A block of data:
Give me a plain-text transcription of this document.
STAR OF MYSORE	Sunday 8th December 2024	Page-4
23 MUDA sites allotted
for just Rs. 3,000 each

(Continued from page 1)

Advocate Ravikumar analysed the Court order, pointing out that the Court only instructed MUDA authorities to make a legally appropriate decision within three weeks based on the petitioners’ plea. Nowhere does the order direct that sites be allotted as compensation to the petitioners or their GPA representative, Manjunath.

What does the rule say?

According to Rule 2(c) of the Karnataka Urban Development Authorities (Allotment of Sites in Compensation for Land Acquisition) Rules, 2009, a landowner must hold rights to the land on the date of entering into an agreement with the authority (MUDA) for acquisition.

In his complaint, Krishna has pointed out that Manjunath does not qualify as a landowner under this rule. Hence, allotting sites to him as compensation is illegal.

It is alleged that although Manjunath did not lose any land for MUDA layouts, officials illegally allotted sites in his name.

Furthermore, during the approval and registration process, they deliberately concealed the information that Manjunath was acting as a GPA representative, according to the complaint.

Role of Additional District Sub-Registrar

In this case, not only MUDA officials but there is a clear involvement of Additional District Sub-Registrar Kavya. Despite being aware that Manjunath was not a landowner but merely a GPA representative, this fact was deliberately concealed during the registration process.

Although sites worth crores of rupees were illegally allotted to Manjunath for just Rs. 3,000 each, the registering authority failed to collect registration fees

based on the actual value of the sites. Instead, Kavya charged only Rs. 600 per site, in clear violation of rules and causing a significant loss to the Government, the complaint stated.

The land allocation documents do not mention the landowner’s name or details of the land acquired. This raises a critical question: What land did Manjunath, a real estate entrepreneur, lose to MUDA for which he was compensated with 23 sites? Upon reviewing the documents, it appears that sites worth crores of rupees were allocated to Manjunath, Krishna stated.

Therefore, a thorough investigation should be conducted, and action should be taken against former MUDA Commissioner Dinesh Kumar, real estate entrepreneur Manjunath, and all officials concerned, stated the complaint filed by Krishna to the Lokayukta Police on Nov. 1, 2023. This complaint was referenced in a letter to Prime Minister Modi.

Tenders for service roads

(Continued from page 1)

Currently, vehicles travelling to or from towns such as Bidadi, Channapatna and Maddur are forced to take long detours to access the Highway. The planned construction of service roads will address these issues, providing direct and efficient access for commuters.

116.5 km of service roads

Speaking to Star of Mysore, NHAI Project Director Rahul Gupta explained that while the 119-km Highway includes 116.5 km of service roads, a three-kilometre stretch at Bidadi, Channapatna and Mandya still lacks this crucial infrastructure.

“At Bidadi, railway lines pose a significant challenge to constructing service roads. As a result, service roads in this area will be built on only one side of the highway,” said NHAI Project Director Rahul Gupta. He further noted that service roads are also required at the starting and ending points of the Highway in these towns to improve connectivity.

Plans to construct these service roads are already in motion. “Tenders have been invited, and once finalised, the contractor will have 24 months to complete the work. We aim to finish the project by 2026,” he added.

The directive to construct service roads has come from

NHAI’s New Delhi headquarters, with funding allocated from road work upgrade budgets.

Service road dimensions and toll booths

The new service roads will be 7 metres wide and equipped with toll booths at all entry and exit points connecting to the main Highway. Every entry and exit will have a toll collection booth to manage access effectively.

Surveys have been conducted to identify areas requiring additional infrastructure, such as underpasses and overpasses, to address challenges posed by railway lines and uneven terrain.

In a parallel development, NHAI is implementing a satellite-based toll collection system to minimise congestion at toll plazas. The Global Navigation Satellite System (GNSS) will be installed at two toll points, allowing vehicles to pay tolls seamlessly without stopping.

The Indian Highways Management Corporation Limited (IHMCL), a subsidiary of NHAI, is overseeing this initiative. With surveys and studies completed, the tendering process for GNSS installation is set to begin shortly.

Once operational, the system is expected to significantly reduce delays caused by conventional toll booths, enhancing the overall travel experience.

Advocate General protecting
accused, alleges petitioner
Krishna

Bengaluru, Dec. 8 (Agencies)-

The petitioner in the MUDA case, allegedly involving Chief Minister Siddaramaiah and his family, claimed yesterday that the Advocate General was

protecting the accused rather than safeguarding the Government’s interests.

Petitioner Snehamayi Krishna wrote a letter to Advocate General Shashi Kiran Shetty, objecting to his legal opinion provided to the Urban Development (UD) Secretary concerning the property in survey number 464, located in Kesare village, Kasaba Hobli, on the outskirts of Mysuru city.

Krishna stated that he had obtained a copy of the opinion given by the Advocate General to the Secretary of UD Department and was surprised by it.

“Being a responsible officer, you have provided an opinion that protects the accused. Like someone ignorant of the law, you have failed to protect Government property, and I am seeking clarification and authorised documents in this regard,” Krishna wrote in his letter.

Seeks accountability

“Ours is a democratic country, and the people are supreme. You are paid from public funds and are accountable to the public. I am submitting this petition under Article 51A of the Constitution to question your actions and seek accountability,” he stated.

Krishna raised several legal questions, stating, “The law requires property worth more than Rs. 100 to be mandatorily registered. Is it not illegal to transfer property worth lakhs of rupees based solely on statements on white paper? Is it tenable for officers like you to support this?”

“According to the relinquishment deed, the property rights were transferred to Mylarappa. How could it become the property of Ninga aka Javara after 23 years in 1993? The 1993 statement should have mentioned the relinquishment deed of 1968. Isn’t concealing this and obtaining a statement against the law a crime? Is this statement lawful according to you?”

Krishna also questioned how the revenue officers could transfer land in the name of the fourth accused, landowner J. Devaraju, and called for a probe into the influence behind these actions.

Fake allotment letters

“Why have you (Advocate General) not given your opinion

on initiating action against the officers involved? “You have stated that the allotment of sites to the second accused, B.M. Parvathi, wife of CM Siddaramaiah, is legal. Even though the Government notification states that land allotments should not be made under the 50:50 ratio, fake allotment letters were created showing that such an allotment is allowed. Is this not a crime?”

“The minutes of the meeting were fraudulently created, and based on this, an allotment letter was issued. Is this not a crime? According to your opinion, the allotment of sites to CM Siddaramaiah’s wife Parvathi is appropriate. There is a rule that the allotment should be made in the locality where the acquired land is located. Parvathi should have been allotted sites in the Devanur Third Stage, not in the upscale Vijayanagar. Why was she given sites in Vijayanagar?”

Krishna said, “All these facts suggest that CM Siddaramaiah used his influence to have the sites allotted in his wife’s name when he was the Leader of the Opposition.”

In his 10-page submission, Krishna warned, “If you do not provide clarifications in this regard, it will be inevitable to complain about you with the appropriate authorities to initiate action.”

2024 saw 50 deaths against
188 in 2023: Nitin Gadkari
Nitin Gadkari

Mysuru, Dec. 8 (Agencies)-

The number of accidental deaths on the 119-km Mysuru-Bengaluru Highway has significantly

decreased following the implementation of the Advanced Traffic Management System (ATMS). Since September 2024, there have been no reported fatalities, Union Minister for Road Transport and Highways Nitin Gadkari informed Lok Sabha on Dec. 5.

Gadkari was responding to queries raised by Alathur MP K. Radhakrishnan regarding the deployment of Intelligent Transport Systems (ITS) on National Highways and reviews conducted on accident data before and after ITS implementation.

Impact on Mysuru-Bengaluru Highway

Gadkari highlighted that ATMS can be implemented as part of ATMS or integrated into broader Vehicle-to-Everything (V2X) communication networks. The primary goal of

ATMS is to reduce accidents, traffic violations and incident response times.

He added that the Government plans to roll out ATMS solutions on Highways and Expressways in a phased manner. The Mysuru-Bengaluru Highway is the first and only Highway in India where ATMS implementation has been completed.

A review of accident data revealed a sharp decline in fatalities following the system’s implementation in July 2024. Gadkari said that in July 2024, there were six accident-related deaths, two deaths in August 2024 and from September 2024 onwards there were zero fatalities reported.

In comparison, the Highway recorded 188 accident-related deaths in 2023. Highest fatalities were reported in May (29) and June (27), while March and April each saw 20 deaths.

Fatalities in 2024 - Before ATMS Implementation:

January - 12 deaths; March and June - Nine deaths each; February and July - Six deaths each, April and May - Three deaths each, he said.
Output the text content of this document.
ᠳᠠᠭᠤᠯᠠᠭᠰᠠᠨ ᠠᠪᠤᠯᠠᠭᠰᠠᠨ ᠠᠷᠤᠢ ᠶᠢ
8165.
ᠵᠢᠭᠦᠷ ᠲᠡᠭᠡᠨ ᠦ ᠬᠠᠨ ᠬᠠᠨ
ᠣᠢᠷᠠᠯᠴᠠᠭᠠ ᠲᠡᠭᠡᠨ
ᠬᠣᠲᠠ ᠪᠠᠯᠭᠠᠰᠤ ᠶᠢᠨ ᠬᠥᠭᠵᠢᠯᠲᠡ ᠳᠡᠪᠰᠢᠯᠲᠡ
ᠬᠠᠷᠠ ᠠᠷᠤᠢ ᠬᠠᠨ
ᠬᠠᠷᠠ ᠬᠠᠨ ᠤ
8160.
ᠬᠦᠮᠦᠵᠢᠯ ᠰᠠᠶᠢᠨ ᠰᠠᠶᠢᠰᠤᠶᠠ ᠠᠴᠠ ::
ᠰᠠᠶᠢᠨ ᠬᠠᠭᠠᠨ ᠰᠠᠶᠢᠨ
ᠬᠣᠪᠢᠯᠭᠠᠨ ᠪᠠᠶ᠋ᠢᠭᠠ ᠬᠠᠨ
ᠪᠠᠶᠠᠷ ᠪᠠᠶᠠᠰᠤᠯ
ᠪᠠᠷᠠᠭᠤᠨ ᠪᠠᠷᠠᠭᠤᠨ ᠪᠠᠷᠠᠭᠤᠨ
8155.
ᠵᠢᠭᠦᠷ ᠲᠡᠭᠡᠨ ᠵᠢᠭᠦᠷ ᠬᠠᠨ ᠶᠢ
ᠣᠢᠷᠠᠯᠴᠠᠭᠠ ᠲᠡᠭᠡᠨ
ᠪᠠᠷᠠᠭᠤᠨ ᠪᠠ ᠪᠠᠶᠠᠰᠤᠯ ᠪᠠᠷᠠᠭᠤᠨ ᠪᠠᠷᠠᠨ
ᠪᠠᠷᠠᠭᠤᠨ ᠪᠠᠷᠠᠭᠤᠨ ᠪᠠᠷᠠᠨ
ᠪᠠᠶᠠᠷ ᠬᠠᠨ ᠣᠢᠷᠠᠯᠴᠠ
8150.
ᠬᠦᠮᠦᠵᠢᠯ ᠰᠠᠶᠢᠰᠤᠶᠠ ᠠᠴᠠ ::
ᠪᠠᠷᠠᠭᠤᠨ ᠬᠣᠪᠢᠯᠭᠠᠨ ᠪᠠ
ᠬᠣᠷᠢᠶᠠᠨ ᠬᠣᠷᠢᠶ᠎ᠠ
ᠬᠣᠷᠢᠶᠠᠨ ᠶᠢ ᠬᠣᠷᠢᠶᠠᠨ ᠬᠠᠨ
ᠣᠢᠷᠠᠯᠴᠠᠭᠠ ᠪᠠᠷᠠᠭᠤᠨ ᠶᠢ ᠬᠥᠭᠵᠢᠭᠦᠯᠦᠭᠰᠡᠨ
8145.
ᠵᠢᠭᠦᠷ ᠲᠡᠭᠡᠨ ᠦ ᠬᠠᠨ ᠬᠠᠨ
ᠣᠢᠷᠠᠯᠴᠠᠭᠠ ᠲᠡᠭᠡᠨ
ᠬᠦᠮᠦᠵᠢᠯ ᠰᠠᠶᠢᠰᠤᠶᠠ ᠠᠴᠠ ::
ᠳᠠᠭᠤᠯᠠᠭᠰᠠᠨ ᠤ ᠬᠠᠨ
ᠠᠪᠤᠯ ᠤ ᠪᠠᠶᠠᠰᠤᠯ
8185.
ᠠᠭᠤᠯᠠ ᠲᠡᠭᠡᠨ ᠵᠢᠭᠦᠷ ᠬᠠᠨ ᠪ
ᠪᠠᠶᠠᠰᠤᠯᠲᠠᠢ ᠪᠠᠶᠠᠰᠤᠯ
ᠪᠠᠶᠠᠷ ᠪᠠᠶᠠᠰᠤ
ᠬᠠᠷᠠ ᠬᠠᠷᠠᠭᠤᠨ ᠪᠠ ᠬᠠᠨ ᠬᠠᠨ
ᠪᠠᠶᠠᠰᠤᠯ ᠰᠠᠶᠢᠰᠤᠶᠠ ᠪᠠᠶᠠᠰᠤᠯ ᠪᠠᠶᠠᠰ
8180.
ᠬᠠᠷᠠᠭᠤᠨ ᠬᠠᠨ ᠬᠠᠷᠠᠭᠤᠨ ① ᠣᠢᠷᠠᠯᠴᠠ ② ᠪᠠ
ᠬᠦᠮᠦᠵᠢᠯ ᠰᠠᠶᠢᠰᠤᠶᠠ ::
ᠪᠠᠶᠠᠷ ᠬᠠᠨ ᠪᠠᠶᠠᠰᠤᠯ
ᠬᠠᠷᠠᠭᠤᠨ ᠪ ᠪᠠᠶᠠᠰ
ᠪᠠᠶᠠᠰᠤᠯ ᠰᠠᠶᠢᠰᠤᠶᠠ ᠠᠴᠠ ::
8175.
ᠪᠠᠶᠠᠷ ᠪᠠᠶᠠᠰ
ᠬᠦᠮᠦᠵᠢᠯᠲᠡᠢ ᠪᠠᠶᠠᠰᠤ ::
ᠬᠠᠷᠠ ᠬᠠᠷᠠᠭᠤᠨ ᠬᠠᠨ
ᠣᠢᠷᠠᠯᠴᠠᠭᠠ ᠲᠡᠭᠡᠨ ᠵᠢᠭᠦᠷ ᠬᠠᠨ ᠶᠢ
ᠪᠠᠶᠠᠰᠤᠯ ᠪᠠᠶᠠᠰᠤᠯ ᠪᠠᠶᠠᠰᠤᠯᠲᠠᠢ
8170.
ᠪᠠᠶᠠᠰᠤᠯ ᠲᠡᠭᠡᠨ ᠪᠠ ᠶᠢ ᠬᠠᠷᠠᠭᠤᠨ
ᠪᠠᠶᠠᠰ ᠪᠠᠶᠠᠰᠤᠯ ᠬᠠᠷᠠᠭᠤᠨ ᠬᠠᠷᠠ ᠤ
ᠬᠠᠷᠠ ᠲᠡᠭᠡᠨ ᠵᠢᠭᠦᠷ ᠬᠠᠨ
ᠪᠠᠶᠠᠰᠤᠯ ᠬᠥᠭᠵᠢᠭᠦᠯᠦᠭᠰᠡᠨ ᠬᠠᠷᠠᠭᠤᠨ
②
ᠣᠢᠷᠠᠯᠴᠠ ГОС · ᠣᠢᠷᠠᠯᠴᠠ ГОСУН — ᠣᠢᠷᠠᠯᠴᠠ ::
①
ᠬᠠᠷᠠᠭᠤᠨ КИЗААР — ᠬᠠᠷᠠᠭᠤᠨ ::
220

#### Task statement
Only a number is wanted: how many lines of the data above contain "vehicles"?

#### Finished task
2